What the task requires
From the listing below, extract every line containing "nontrivial".

************

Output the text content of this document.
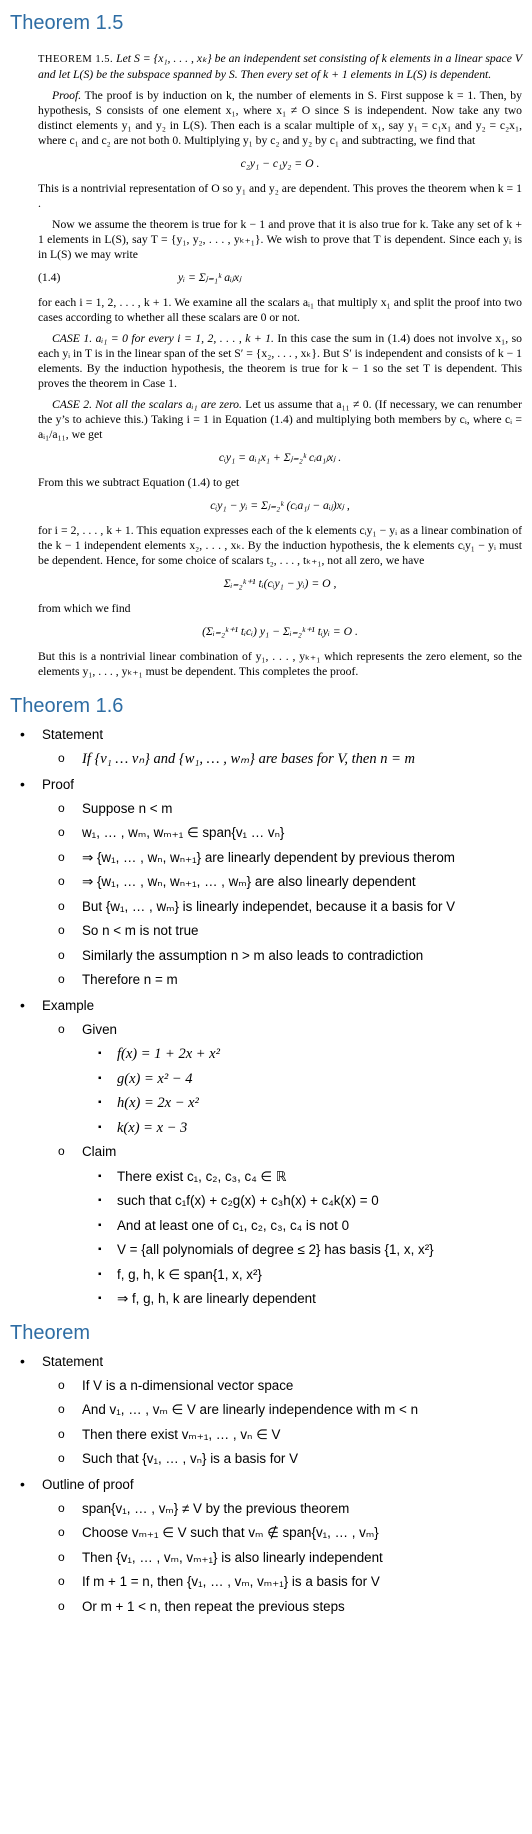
Theorem 1.5

THEOREM 1.5. Let S = {x₁, . . . , xₖ} be an independent set consisting of k elements in a linear space V and let L(S) be the subspace spanned by S. Then every set of k + 1 elements in L(S) is dependent.

Proof. The proof is by induction on k, the number of elements in S. First suppose k = 1. Then, by hypothesis, S consists of one element x₁, where x₁ ≠ O since S is independent. Now take any two distinct elements y₁ and y₂ in L(S). Then each is a scalar multiple of x₁, say y₁ = c₁x₁ and y₂ = c₂x₁, where c₁ and c₂ are not both 0. Multiplying y₁ by c₂ and y₂ by c₁ and subtracting, we find that

c₂y₁ − c₁y₂ = O .

This is a nontrivial representation of O so y₁ and y₂ are dependent. This proves the theorem when k = 1 .

Now we assume the theorem is true for k − 1 and prove that it is also true for k. Take any set of k + 1 elements in L(S), say T = {y₁, y₂, . . . , yₖ₊₁}. We wish to prove that T is dependent. Since each yᵢ is in L(S) we may write

(1.4)	yᵢ = Σⱼ₌₁ᵏ aᵢⱼxⱼ

for each i = 1, 2, . . . , k + 1. We examine all the scalars aᵢ₁ that multiply x₁ and split the proof into two cases according to whether all these scalars are 0 or not.

CASE 1. aᵢ₁ = 0 for every i = 1, 2, . . . , k + 1. In this case the sum in (1.4) does not involve x₁, so each yᵢ in T is in the linear span of the set S′ = {x₂, . . . , xₖ}. But S′ is independent and consists of k − 1 elements. By the induction hypothesis, the theorem is true for k − 1 so the set T is dependent. This proves the theorem in Case 1.

CASE 2. Not all the scalars aᵢ₁ are zero. Let us assume that a₁₁ ≠ 0. (If necessary, we can renumber the y’s to achieve this.) Taking i = 1 in Equation (1.4) and multiplying both members by cᵢ, where cᵢ = aᵢ₁/a₁₁, we get

cᵢy₁ = aᵢ₁x₁ + Σⱼ₌₂ᵏ cᵢa₁ⱼxⱼ .

From this we subtract Equation (1.4) to get

cᵢy₁ − yᵢ = Σⱼ₌₂ᵏ (cᵢa₁ⱼ − aᵢⱼ)xⱼ ,

for i = 2, . . . , k + 1. This equation expresses each of the k elements cᵢy₁ − yᵢ as a linear combination of the k − 1 independent elements x₂, . . . , xₖ. By the induction hypothesis, the k elements cᵢy₁ − yᵢ must be dependent. Hence, for some choice of scalars t₂, . . . , tₖ₊₁, not all zero, we have

Σᵢ₌₂ᵏ⁺¹ tᵢ(cᵢy₁ − yᵢ) = O ,

from which we find

(Σᵢ₌₂ᵏ⁺¹ tᵢcᵢ) y₁ − Σᵢ₌₂ᵏ⁺¹ tᵢyᵢ = O .

But this is a nontrivial linear combination of y₁, . . . , yₖ₊₁ which represents the zero element, so the elements y₁, . . . , yₖ₊₁ must be dependent. This completes the proof.

Theorem 1.6
• Statement
o If {v₁ … vₙ} and {w₁, … , wₘ} are bases for V, then n = m
• Proof
o Suppose n < m
o w₁, … , wₘ, wₘ₊₁ ∈ span{v₁ … vₙ}
o ⇒ {w₁, … , wₙ, wₙ₊₁} are linearly dependent by previous therom
o ⇒ {w₁, … , wₙ, wₙ₊₁, … , wₘ} are also linearly dependent
o But {w₁, … , wₘ} is linearly independet, because it a basis for V
o So n < m is not true
o Similarly the assumption n > m also leads to contradiction
o Therefore n = m
• Example
o Given
▪ f(x) = 1 + 2x + x²
▪ g(x) = x² − 4
▪ h(x) = 2x − x²
▪ k(x) = x − 3
o Claim
▪ There exist c₁, c₂, c₃, c₄ ∈ ℝ
▪ such that c₁f(x) + c₂g(x) + c₃h(x) + c₄k(x) = 0
▪ And at least one of c₁, c₂, c₃, c₄ is not 0
▪ V = {all polynomials of degree ≤ 2} has basis {1, x, x²}
▪ f, g, h, k ∈ span{1, x, x²}
▪ ⇒ f, g, h, k are linearly dependent
Theorem
• Statement
o If V is a n-dimensional vector space
o And v₁, … , vₘ ∈ V are linearly independence with m < n
o Then there exist vₘ₊₁, … , vₙ ∈ V
o Such that {v₁, … , vₙ} is a basis for V
• Outline of proof
o span{v₁, … , vₘ} ≠ V by the previous theorem
o Choose vₘ₊₁ ∈ V such that vₘ ∉ span{v₁, … , vₘ}
o Then {v₁, … , vₘ, vₘ₊₁} is also linearly independent
o If m + 1 = n, then {v₁, … , vₘ, vₘ₊₁} is a basis for V
o Or m + 1 < n, then repeat the previous steps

************

Finished task
This is a nontrivial representation of O so y₁ and y₂ are dependent. This proves the theorem when k = 1 .
But this is a nontrivial linear combination of y₁, . . . , yₖ₊₁ which represents the zero element, so the elements y₁, . . . , yₖ₊₁ must be dependent. This completes the proof.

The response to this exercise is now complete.